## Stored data
## Begin
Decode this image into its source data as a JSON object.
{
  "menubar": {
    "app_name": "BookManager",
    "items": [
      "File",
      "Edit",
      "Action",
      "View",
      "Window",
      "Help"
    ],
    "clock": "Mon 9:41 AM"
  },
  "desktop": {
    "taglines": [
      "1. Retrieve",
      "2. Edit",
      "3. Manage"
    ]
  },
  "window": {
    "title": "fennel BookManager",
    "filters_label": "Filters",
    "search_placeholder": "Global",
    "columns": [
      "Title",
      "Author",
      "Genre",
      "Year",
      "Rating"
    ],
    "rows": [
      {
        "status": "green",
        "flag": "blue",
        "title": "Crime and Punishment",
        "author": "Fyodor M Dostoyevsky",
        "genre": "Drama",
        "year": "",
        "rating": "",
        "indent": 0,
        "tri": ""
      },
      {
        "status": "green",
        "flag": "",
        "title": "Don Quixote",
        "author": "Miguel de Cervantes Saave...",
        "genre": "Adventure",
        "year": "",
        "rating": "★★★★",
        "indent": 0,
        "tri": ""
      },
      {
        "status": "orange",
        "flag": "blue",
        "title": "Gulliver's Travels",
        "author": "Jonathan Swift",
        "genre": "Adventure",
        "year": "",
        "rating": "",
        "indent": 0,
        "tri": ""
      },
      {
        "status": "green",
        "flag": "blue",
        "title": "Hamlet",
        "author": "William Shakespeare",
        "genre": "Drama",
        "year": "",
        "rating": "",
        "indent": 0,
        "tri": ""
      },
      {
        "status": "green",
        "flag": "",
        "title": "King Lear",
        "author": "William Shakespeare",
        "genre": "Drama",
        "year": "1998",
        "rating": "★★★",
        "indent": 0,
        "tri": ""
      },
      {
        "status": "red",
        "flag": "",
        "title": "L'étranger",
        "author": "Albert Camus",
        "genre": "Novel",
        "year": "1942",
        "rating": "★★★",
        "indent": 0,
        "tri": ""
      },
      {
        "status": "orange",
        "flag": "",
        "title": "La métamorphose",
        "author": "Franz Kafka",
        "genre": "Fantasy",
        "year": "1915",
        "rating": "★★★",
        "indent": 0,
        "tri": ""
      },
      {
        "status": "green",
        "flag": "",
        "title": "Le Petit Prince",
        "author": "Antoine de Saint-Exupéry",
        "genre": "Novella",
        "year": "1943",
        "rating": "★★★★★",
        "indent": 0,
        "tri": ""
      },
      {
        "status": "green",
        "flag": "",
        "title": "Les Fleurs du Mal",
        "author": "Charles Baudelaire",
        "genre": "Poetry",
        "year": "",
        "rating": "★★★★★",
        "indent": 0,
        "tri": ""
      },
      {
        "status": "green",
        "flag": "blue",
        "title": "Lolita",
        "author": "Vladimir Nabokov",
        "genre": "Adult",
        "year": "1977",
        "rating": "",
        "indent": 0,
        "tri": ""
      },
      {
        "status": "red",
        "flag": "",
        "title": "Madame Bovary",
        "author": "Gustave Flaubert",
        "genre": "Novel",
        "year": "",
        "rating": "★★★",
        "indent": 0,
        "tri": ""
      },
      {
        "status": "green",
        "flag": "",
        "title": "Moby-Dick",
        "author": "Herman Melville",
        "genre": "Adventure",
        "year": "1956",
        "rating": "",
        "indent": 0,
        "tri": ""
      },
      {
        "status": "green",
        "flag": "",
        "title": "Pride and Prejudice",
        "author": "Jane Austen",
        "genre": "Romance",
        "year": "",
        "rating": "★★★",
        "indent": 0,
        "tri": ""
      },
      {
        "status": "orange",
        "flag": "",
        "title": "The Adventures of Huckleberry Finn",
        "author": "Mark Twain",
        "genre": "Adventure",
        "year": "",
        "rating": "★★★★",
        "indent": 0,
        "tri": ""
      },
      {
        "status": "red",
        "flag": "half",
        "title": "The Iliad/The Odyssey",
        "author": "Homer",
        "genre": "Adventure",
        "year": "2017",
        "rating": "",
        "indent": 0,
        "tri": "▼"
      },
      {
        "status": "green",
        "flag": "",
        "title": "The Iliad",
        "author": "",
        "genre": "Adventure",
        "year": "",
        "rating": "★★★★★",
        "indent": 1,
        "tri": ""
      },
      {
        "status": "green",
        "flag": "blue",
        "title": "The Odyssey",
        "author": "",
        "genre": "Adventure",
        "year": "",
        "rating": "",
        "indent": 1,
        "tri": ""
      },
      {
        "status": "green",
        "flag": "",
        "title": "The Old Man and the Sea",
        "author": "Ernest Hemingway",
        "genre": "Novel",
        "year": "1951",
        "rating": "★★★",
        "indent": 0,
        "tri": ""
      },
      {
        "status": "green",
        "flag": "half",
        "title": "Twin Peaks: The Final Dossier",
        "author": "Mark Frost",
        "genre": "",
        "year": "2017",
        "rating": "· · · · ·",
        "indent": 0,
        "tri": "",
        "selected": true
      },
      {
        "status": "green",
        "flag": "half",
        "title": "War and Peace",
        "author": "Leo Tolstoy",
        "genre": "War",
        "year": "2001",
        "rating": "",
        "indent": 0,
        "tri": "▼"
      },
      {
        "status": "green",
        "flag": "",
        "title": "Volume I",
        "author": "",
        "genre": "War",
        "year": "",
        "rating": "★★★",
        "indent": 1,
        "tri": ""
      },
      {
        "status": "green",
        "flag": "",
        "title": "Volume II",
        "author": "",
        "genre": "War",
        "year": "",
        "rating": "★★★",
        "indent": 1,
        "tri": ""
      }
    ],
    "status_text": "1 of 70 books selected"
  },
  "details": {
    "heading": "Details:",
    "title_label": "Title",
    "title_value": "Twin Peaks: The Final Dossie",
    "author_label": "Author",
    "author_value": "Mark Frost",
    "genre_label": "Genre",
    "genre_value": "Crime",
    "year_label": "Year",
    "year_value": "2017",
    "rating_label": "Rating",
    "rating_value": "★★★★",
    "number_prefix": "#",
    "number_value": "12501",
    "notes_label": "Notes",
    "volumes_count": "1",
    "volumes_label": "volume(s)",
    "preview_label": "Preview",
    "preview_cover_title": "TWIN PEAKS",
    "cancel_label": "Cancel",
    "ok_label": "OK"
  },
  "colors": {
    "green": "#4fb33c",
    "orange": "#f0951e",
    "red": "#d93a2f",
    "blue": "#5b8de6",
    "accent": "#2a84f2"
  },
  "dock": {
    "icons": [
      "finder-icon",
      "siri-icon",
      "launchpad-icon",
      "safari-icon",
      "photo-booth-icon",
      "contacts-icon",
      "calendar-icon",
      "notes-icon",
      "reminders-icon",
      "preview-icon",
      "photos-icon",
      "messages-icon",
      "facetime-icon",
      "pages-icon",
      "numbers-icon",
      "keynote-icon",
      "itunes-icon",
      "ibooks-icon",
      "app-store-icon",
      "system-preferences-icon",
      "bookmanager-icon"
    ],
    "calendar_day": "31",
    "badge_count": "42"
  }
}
## End
## Request
The entries above must be returned in full, exactly as shown.

## Complete answer
Decode this image into its source data as a JSON object.
{
  "menubar": {
    "app_name": "BookManager",
    "items": [
      "File",
      "Edit",
      "Action",
      "View",
      "Window",
      "Help"
    ],
    "clock": "Mon 9:41 AM"
  },
  "desktop": {
    "taglines": [
      "1. Retrieve",
      "2. Edit",
      "3. Manage"
    ]
  },
  "window": {
    "title": "fennel BookManager",
    "filters_label": "Filters",
    "search_placeholder": "Global",
    "columns": [
      "Title",
      "Author",
      "Genre",
      "Year",
      "Rating"
    ],
    "rows": [
      {
        "status": "green",
        "flag": "blue",
        "title": "Crime and Punishment",
        "author": "Fyodor M Dostoyevsky",
        "genre": "Drama",
        "year": "",
        "rating": "",
        "indent": 0,
        "tri": ""
      },
      {
        "status": "green",
        "flag": "",
        "title": "Don Quixote",
        "author": "Miguel de Cervantes Saave...",
        "genre": "Adventure",
        "year": "",
        "rating": "★★★★",
        "indent": 0,
        "tri": ""
      },
      {
        "status": "orange",
        "flag": "blue",
        "title": "Gulliver's Travels",
        "author": "Jonathan Swift",
        "genre": "Adventure",
        "year": "",
        "rating": "",
        "indent": 0,
        "tri": ""
      },
      {
        "status": "green",
        "flag": "blue",
        "title": "Hamlet",
        "author": "William Shakespeare",
        "genre": "Drama",
        "year": "",
        "rating": "",
        "indent": 0,
        "tri": ""
      },
      {
        "status": "green",
        "flag": "",
        "title": "King Lear",
        "author": "William Shakespeare",
        "genre": "Drama",
        "year": "1998",
        "rating": "★★★",
        "indent": 0,
        "tri": ""
      },
      {
        "status": "red",
        "flag": "",
        "title": "L'étranger",
        "author": "Albert Camus",
        "genre": "Novel",
        "year": "1942",
        "rating": "★★★",
        "indent": 0,
        "tri": ""
      },
      {
        "status": "orange",
        "flag": "",
        "title": "La métamorphose",
        "author": "Franz Kafka",
        "genre": "Fantasy",
        "year": "1915",
        "rating": "★★★",
        "indent": 0,
        "tri": ""
      },
      {
        "status": "green",
        "flag": "",
        "title": "Le Petit Prince",
        "author": "Antoine de Saint-Exupéry",
        "genre": "Novella",
        "year": "1943",
        "rating": "★★★★★",
        "indent": 0,
        "tri": ""
      },
      {
        "status": "green",
        "flag": "",
        "title": "Les Fleurs du Mal",
        "author": "Charles Baudelaire",
        "genre": "Poetry",
        "year": "",
        "rating": "★★★★★",
        "indent": 0,
        "tri": ""
      },
      {
        "status": "green",
        "flag": "blue",
        "title": "Lolita",
        "author": "Vladimir Nabokov",
        "genre": "Adult",
        "year": "1977",
        "rating": "",
        "indent": 0,
        "tri": ""
      },
      {
        "status": "red",
        "flag": "",
        "title": "Madame Bovary",
        "author": "Gustave Flaubert",
        "genre": "Novel",
        "year": "",
        "rating": "★★★",
        "indent": 0,
        "tri": ""
      },
      {
        "status": "green",
        "flag": "",
        "title": "Moby-Dick",
        "author": "Herman Melville",
        "genre": "Adventure",
        "year": "1956",
        "rating": "",
        "indent": 0,
        "tri": ""
      },
      {
        "status": "green",
        "flag": "",
        "title": "Pride and Prejudice",
        "author": "Jane Austen",
        "genre": "Romance",
        "year": "",
        "rating": "★★★",
        "indent": 0,
        "tri": ""
      },
      {
        "status": "orange",
        "flag": "",
        "title": "The Adventures of Huckleberry Finn",
        "author": "Mark Twain",
        "genre": "Adventure",
        "year": "",
        "rating": "★★★★",
        "indent": 0,
        "tri": ""
      },
      {
        "status": "red",
        "flag": "half",
        "title": "The Iliad/The Odyssey",
        "author": "Homer",
        "genre": "Adventure",
        "year": "2017",
        "rating": "",
        "indent": 0,
        "tri": "▼"
      },
      {
        "status": "green",
        "flag": "",
        "title": "The Iliad",
        "author": "",
        "genre": "Adventure",
        "year": "",
        "rating": "★★★★★",
        "indent": 1,
        "tri": ""
      },
      {
        "status": "green",
        "flag": "blue",
        "title": "The Odyssey",
        "author": "",
        "genre": "Adventure",
        "year": "",
        "rating": "",
        "indent": 1,
        "tri": ""
      },
      {
        "status": "green",
        "flag": "",
        "title": "The Old Man and the Sea",
        "author": "Ernest Hemingway",
        "genre": "Novel",
        "year": "1951",
        "rating": "★★★",
        "indent": 0,
        "tri": ""
      },
      {
        "status": "green",
        "flag": "half",
        "title": "Twin Peaks: The Final Dossier",
        "author": "Mark Frost",
        "genre": "",
        "year": "2017",
        "rating": "· · · · ·",
        "indent": 0,
        "tri": "",
        "selected": true
      },
      {
        "status": "green",
        "flag": "half",
        "title": "War and Peace",
        "author": "Leo Tolstoy",
        "genre": "War",
        "year": "2001",
        "rating": "",
        "indent": 0,
        "tri": "▼"
      },
      {
        "status": "green",
        "flag": "",
        "title": "Volume I",
        "author": "",
        "genre": "War",
        "year": "",
        "rating": "★★★",
        "indent": 1,
        "tri": ""
      },
      {
        "status": "green",
        "flag": "",
        "title": "Volume II",
        "author": "",
        "genre": "War",
        "year": "",
        "rating": "★★★",
        "indent": 1,
        "tri": ""
      }
    ],
    "status_text": "1 of 70 books selected"
  },
  "details": {
    "heading": "Details:",
    "title_label": "Title",
    "title_value": "Twin Peaks: The Final Dossie",
    "author_label": "Author",
    "author_value": "Mark Frost",
    "genre_label": "Genre",
    "genre_value": "Crime",
    "year_label": "Year",
    "year_value": "2017",
    "rating_label": "Rating",
    "rating_value": "★★★★",
    "number_prefix": "#",
    "number_value": "12501",
    "notes_label": "Notes",
    "volumes_count": "1",
    "volumes_label": "volume(s)",
    "preview_label": "Preview",
    "preview_cover_title": "TWIN PEAKS",
    "cancel_label": "Cancel",
    "ok_label": "OK"
  },
  "colors": {
    "green": "#4fb33c",
    "orange": "#f0951e",
    "red": "#d93a2f",
    "blue": "#5b8de6",
    "accent": "#2a84f2"
  },
  "dock": {
    "icons": [
      "finder-icon",
      "siri-icon",
      "launchpad-icon",
      "safari-icon",
      "photo-booth-icon",
      "contacts-icon",
      "calendar-icon",
      "notes-icon",
      "reminders-icon",
      "preview-icon",
      "photos-icon",
      "messages-icon",
      "facetime-icon",
      "pages-icon",
      "numbers-icon",
      "keynote-icon",
      "itunes-icon",
      "ibooks-icon",
      "app-store-icon",
      "system-preferences-icon",
      "bookmanager-icon"
    ],
    "calendar_day": "31",
    "badge_count": "42"
  }
}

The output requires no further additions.